**Work to complete:**
Write out the full set of records exactly. Any pictures in them do not belong in the copy.

**Records supplied:**
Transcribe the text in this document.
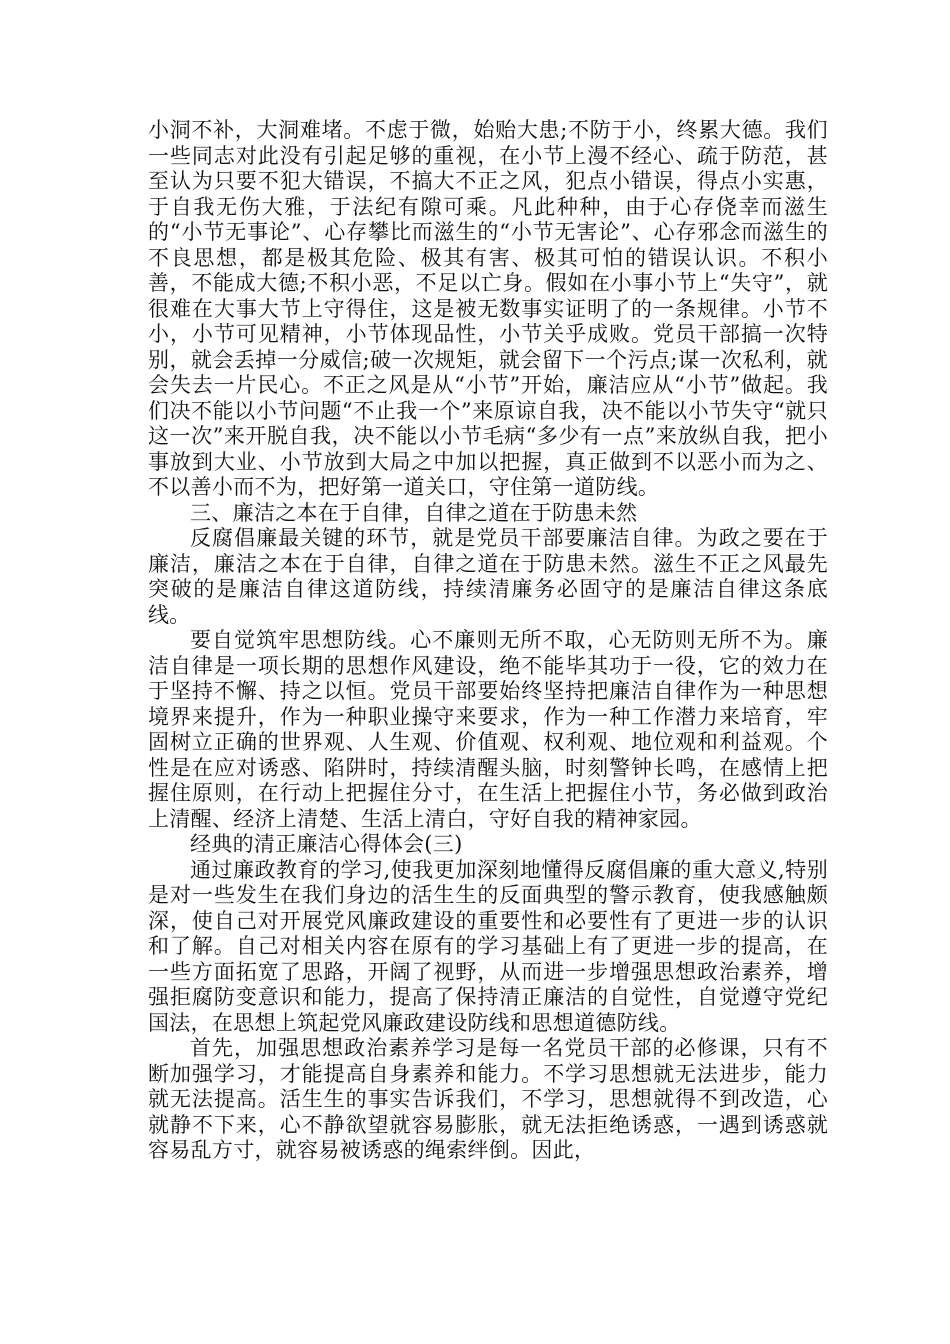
小洞不补，大洞难堵。不虑于微，始贻大患;不防于小，终累大德。我们一些同志对此没有引起足够的重视，在小节上漫不经心、疏于防范，甚至认为只要不犯大错误，不搞大不正之风，犯点小错误，得点小实惠，于自我无伤大雅，于法纪有隙可乘。凡此种种，由于心存侥幸而滋生的“小节无事论”、心存攀比而滋生的“小节无害论”、心存邪念而滋生的不良思想，都是极其危险、极其有害、极其可怕的错误认识。不积小善，不能成大德;不积小恶，不足以亡身。假如在小事小节上“失守”，就很难在大事大节上守得住，这是被无数事实证明了的一条规律。小节不小，小节可见精神，小节体现品性，小节关乎成败。党员干部搞一次特别，就会丢掉一分威信;破一次规矩，就会留下一个污点;谋一次私利，就会失去一片民心。不正之风是从“小节”开始，廉洁应从“小节”做起。我们决不能以小节问题“不止我一个”来原谅自我，决不能以小节失守“就只这一次”来开脱自我，决不能以小节毛病“多少有一点”来放纵自我，把小事放到大业、小节放到大局之中加以把握，真正做到不以恶小而为之、不以善小而不为，把好第一道关口，守住第一道防线。

三、廉洁之本在于自律，自律之道在于防患未然

反腐倡廉最关键的环节，就是党员干部要廉洁自律。为政之要在于廉洁，廉洁之本在于自律，自律之道在于防患未然。滋生不正之风最先突破的是廉洁自律这道防线，持续清廉务必固守的是廉洁自律这条底线。

要自觉筑牢思想防线。心不廉则无所不取，心无防则无所不为。廉洁自律是一项长期的思想作风建设，绝不能毕其功于一役，它的效力在于坚持不懈、持之以恒。党员干部要始终坚持把廉洁自律作为一种思想境界来提升，作为一种职业操守来要求，作为一种工作潜力来培育，牢固树立正确的世界观、人生观、价值观、权利观、地位观和利益观。个性是在应对诱惑、陷阱时，持续清醒头脑，时刻警钟长鸣，在感情上把握住原则，在行动上把握住分寸，在生活上把握住小节，务必做到政治上清醒、经济上清楚、生活上清白，守好自我的精神家园。

经典的清正廉洁心得体会(三)

通过廉政教育的学习,使我更加深刻地懂得反腐倡廉的重大意义,特别是对一些发生在我们身边的活生生的反面典型的警示教育，使我感触颇深，使自己对开展党风廉政建设的重要性和必要性有了更进一步的认识和了解。自己对相关内容在原有的学习基础上有了更进一步的提高，在一些方面拓宽了思路，开阔了视野，从而进一步增强思想政治素养，增强拒腐防变意识和能力，提高了保持清正廉洁的自觉性，自觉遵守党纪国法，在思想上筑起党风廉政建设防线和思想道德防线。

首先，加强思想政治素养学习是每一名党员干部的必修课，只有不断加强学习，才能提高自身素养和能力。不学习思想就无法进步，能力就无法提高。活生生的事实告诉我们，不学习，思想就得不到改造，心就静不下来，心不静欲望就容易膨胀，就无法拒绝诱惑，一遇到诱惑就容易乱方寸，就容易被诱惑的绳索绊倒。因此，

**Correct result:**
Transcribe the text in this document.
小洞不补，大洞难堵。不虑于微，始贻大患;不防于小，终累大德。我们一些同志对此没有引起足够的重视，在小节上漫不经心、疏于防范，甚至认为只要不犯大错误，不搞大不正之风，犯点小错误，得点小实惠，于自我无伤大雅，于法纪有隙可乘。凡此种种，由于心存侥幸而滋生的“小节无事论”、心存攀比而滋生的“小节无害论”、心存邪念而滋生的不良思想，都是极其危险、极其有害、极其可怕的错误认识。不积小善，不能成大德;不积小恶，不足以亡身。假如在小事小节上“失守”，就很难在大事大节上守得住，这是被无数事实证明了的一条规律。小节不小，小节可见精神，小节体现品性，小节关乎成败。党员干部搞一次特别，就会丢掉一分威信;破一次规矩，就会留下一个污点;谋一次私利，就会失去一片民心。不正之风是从“小节”开始，廉洁应从“小节”做起。我们决不能以小节问题“不止我一个”来原谅自我，决不能以小节失守“就只这一次”来开脱自我，决不能以小节毛病“多少有一点”来放纵自我，把小事放到大业、小节放到大局之中加以把握，真正做到不以恶小而为之、不以善小而不为，把好第一道关口，守住第一道防线。

三、廉洁之本在于自律，自律之道在于防患未然

反腐倡廉最关键的环节，就是党员干部要廉洁自律。为政之要在于廉洁，廉洁之本在于自律，自律之道在于防患未然。滋生不正之风最先突破的是廉洁自律这道防线，持续清廉务必固守的是廉洁自律这条底线。

要自觉筑牢思想防线。心不廉则无所不取，心无防则无所不为。廉洁自律是一项长期的思想作风建设，绝不能毕其功于一役，它的效力在于坚持不懈、持之以恒。党员干部要始终坚持把廉洁自律作为一种思想境界来提升，作为一种职业操守来要求，作为一种工作潜力来培育，牢固树立正确的世界观、人生观、价值观、权利观、地位观和利益观。个性是在应对诱惑、陷阱时，持续清醒头脑，时刻警钟长鸣，在感情上把握住原则，在行动上把握住分寸，在生活上把握住小节，务必做到政治上清醒、经济上清楚、生活上清白，守好自我的精神家园。

经典的清正廉洁心得体会(三)

通过廉政教育的学习,使我更加深刻地懂得反腐倡廉的重大意义,特别是对一些发生在我们身边的活生生的反面典型的警示教育，使我感触颇深，使自己对开展党风廉政建设的重要性和必要性有了更进一步的认识和了解。自己对相关内容在原有的学习基础上有了更进一步的提高，在一些方面拓宽了思路，开阔了视野，从而进一步增强思想政治素养，增强拒腐防变意识和能力，提高了保持清正廉洁的自觉性，自觉遵守党纪国法，在思想上筑起党风廉政建设防线和思想道德防线。

首先，加强思想政治素养学习是每一名党员干部的必修课，只有不断加强学习，才能提高自身素养和能力。不学习思想就无法进步，能力就无法提高。活生生的事实告诉我们，不学习，思想就得不到改造，心就静不下来，心不静欲望就容易膨胀，就无法拒绝诱惑，一遇到诱惑就容易乱方寸，就容易被诱惑的绳索绊倒。因此，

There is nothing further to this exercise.